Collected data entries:
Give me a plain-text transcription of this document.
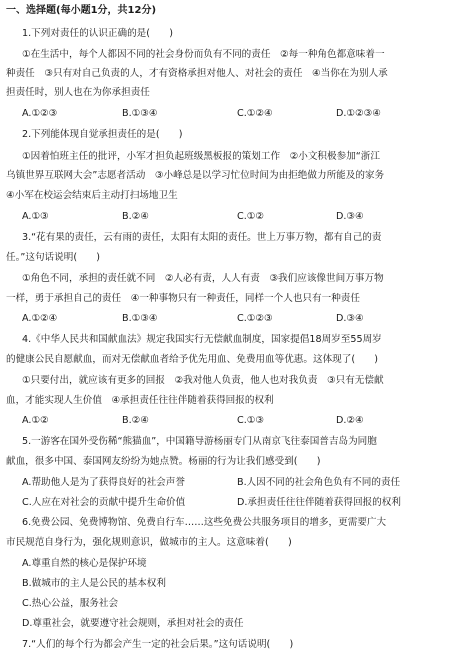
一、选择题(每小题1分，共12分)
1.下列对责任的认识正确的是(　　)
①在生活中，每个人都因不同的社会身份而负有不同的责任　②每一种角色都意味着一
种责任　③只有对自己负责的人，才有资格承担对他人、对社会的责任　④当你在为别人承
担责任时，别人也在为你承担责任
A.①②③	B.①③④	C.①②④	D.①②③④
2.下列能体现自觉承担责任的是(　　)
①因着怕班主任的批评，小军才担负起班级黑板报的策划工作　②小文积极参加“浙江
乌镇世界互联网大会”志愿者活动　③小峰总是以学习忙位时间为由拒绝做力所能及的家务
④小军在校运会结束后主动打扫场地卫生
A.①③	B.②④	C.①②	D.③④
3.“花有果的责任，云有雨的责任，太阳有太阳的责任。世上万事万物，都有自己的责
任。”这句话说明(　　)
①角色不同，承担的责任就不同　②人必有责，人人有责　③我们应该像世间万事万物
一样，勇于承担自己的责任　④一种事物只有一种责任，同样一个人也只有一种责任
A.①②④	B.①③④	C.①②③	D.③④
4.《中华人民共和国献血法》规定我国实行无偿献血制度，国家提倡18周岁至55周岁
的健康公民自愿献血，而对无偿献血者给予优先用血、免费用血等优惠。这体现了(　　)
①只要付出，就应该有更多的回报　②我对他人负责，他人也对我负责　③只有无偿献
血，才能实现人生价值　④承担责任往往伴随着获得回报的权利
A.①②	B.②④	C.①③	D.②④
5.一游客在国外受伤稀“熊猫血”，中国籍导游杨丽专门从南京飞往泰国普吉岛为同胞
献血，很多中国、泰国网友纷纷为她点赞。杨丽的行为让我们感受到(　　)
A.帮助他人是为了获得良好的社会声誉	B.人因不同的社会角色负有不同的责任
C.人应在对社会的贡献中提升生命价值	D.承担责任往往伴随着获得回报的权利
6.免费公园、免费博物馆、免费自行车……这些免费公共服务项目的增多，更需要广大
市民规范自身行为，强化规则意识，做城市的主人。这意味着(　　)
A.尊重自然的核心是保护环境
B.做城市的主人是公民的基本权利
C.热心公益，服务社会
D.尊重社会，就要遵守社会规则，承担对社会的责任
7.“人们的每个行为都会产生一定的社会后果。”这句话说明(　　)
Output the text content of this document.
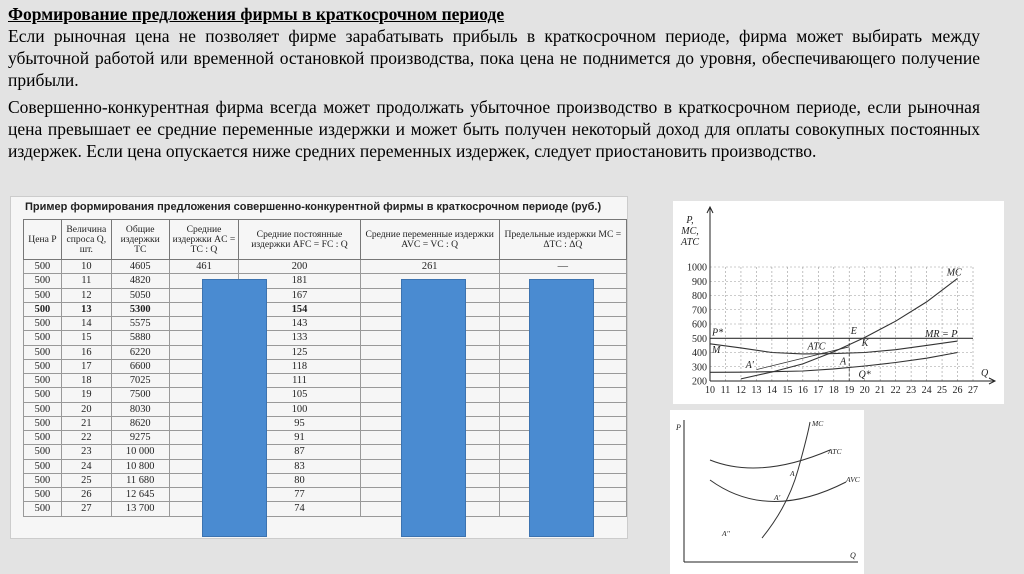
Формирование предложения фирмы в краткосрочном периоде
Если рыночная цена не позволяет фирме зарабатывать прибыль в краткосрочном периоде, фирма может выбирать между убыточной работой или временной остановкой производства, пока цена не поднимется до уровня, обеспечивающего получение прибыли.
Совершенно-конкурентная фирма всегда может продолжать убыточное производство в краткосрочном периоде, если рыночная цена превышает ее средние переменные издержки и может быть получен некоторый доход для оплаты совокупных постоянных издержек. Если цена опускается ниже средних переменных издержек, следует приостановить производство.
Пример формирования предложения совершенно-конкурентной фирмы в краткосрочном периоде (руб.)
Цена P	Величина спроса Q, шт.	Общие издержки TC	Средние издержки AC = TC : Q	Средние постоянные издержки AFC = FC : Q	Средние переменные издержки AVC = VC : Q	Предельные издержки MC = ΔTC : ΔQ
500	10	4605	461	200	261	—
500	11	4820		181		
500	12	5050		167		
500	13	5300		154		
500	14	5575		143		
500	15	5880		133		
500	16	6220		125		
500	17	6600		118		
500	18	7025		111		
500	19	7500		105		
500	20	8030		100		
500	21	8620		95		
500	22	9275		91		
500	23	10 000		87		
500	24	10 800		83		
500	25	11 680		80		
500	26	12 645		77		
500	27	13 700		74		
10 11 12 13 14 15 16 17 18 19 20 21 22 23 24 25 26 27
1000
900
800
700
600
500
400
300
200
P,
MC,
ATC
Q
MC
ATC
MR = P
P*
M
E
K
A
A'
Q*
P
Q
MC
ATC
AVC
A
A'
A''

---

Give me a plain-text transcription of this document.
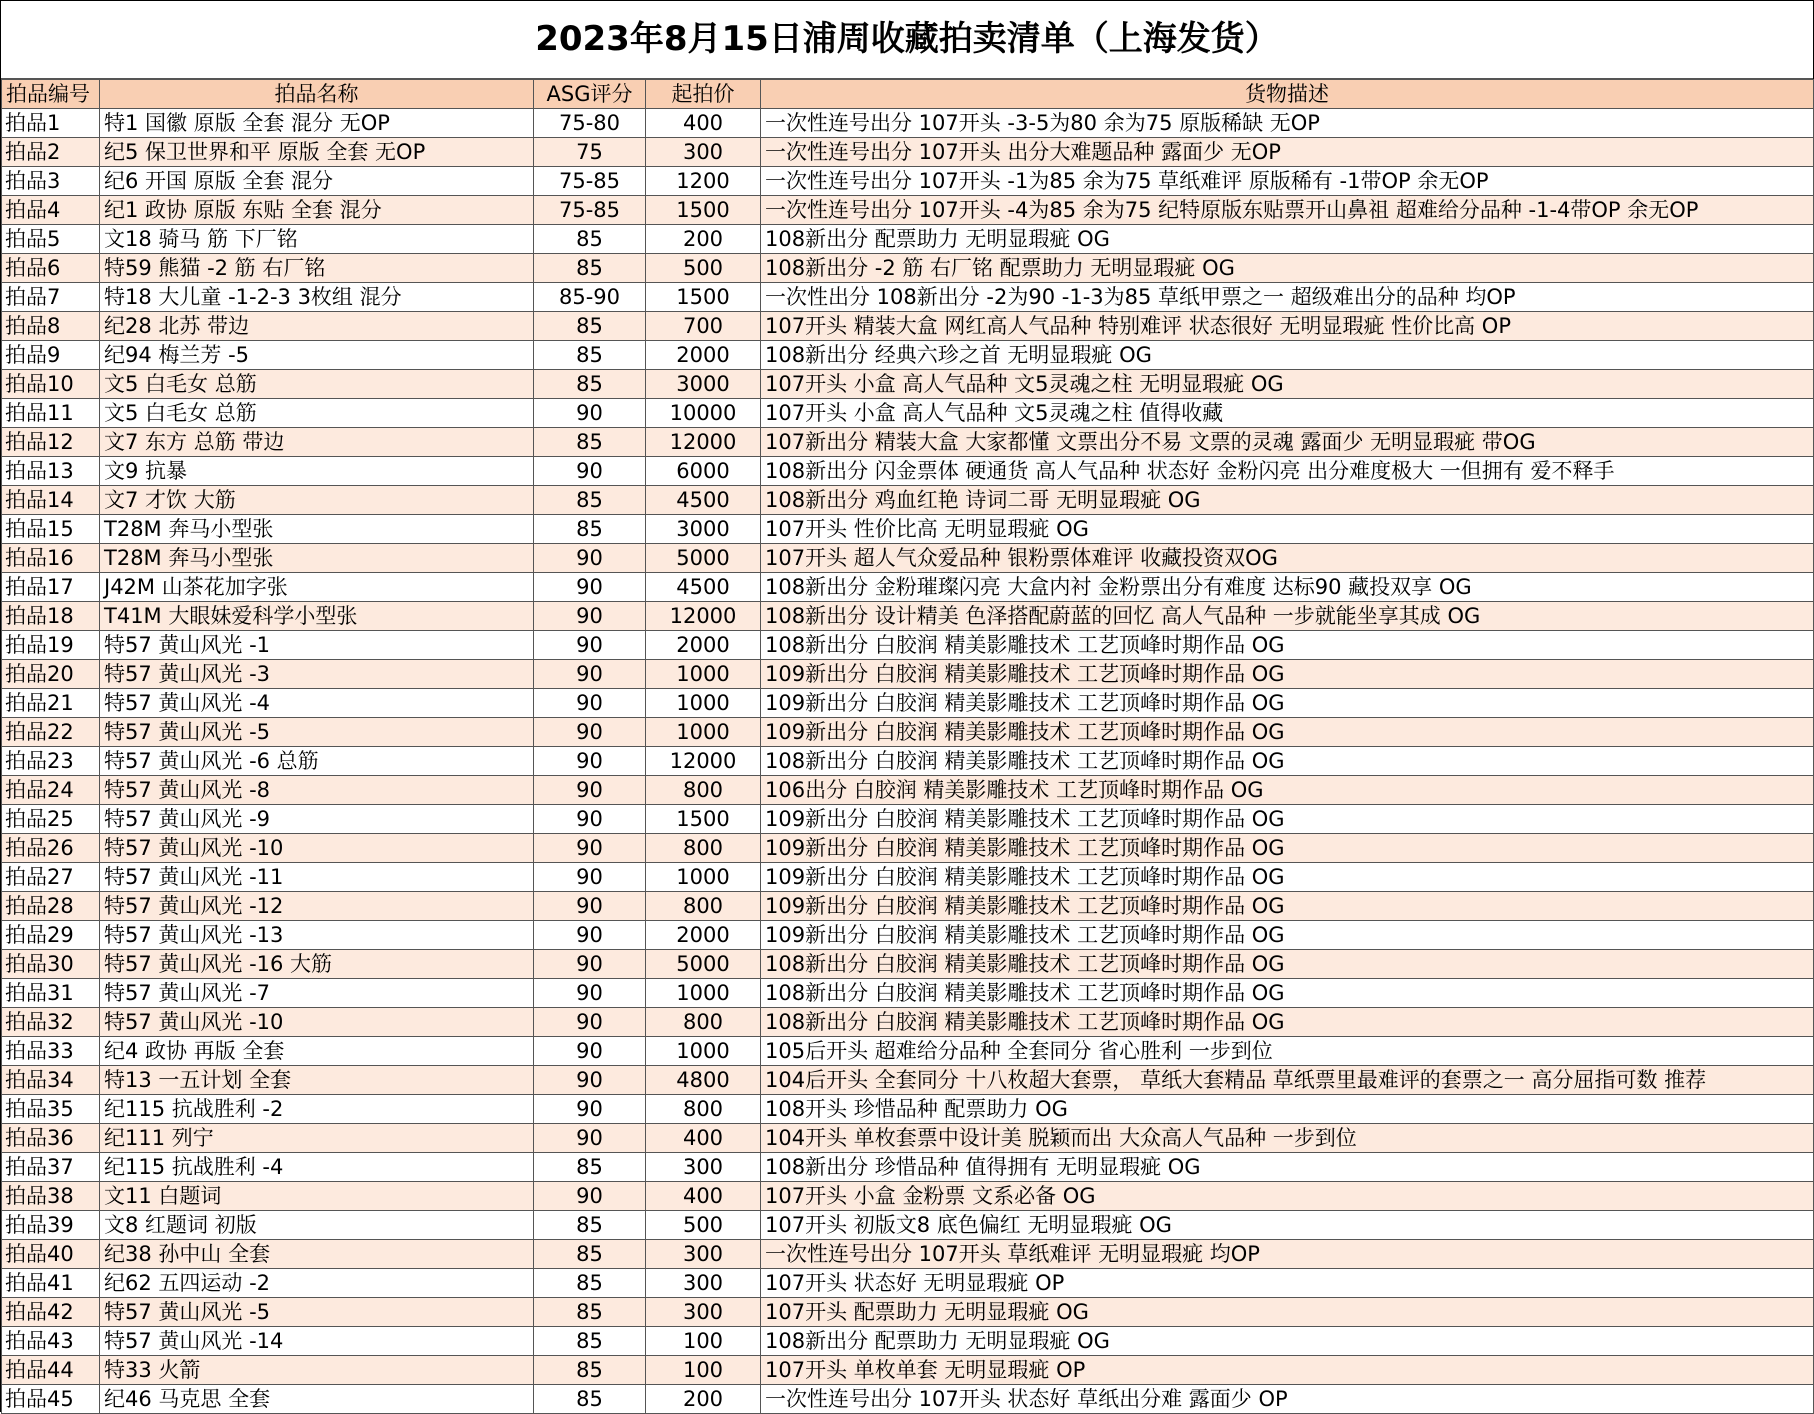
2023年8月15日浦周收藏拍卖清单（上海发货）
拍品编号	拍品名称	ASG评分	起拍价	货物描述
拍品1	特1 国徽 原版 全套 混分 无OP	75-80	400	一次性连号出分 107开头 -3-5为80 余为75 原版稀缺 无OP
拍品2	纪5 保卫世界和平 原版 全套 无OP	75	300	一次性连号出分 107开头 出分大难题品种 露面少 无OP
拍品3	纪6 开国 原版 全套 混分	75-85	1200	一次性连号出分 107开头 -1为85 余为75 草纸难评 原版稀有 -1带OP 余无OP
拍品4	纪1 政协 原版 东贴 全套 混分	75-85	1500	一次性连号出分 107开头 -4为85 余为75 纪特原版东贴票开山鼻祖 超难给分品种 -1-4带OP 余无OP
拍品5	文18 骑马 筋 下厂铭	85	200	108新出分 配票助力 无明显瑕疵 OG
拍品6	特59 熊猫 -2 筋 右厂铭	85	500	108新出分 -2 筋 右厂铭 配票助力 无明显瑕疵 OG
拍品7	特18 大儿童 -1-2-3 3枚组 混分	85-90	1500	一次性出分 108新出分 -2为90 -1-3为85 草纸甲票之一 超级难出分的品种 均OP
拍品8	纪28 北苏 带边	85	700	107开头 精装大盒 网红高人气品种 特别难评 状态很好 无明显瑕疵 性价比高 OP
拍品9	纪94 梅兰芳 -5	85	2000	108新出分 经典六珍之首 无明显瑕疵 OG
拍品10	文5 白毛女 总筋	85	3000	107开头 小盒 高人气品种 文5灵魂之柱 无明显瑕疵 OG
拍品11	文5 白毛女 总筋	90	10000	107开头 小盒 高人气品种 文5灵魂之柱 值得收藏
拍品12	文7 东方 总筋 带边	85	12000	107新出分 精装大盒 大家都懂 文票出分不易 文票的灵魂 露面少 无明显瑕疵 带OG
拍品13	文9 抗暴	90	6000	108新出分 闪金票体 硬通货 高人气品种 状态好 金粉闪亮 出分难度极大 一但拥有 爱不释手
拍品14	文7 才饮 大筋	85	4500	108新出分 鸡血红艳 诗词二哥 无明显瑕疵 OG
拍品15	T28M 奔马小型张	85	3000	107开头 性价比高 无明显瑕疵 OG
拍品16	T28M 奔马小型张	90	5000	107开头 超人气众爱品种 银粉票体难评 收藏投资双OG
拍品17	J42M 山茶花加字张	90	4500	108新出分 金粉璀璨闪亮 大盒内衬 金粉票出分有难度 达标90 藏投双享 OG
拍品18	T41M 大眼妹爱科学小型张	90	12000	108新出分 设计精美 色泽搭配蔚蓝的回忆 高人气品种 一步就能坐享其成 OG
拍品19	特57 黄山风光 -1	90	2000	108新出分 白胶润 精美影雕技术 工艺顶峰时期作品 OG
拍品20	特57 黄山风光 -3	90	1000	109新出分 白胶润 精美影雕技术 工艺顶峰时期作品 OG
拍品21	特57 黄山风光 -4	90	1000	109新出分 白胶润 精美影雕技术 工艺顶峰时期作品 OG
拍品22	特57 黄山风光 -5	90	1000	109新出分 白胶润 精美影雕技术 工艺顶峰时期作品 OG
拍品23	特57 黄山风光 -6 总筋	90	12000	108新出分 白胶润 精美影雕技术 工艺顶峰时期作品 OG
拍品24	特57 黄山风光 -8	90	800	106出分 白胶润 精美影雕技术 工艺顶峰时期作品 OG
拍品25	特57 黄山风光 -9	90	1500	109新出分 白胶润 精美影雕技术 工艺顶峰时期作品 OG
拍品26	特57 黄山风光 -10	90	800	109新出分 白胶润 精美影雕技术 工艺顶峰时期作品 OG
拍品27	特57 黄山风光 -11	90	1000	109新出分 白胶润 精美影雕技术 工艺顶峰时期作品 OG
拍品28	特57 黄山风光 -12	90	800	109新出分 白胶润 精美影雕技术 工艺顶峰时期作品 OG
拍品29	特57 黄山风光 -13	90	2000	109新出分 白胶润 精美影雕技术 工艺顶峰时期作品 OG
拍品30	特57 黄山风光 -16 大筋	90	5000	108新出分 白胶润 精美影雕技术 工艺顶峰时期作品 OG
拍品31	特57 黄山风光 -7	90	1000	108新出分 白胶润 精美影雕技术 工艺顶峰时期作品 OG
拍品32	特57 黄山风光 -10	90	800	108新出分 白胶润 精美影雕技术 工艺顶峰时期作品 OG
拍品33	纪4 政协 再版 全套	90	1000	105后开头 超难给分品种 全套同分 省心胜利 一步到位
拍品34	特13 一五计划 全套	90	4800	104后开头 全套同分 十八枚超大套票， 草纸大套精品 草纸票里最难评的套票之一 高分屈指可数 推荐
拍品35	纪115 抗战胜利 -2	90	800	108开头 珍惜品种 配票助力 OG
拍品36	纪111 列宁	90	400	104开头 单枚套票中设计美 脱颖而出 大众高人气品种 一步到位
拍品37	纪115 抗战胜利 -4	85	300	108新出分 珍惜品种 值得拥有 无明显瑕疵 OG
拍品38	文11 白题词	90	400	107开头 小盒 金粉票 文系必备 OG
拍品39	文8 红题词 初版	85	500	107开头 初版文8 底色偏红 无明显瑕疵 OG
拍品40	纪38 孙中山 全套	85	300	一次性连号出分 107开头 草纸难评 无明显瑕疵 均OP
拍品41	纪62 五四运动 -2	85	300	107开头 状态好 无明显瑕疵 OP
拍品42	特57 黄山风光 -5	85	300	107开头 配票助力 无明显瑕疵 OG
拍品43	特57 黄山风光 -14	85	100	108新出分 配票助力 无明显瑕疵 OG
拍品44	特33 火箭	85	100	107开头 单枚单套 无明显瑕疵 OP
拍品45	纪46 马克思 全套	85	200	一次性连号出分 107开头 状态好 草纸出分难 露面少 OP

Stated exercise
Read through the lines above and collect those that contain the string "一步到位".

Solution to the problem
拍品33	纪4 政协 再版 全套	90	1000	105后开头 超难给分品种 全套同分 省心胜利 一步到位
拍品36	纪111 列宁	90	400	104开头 单枚套票中设计美 脱颖而出 大众高人气品种 一步到位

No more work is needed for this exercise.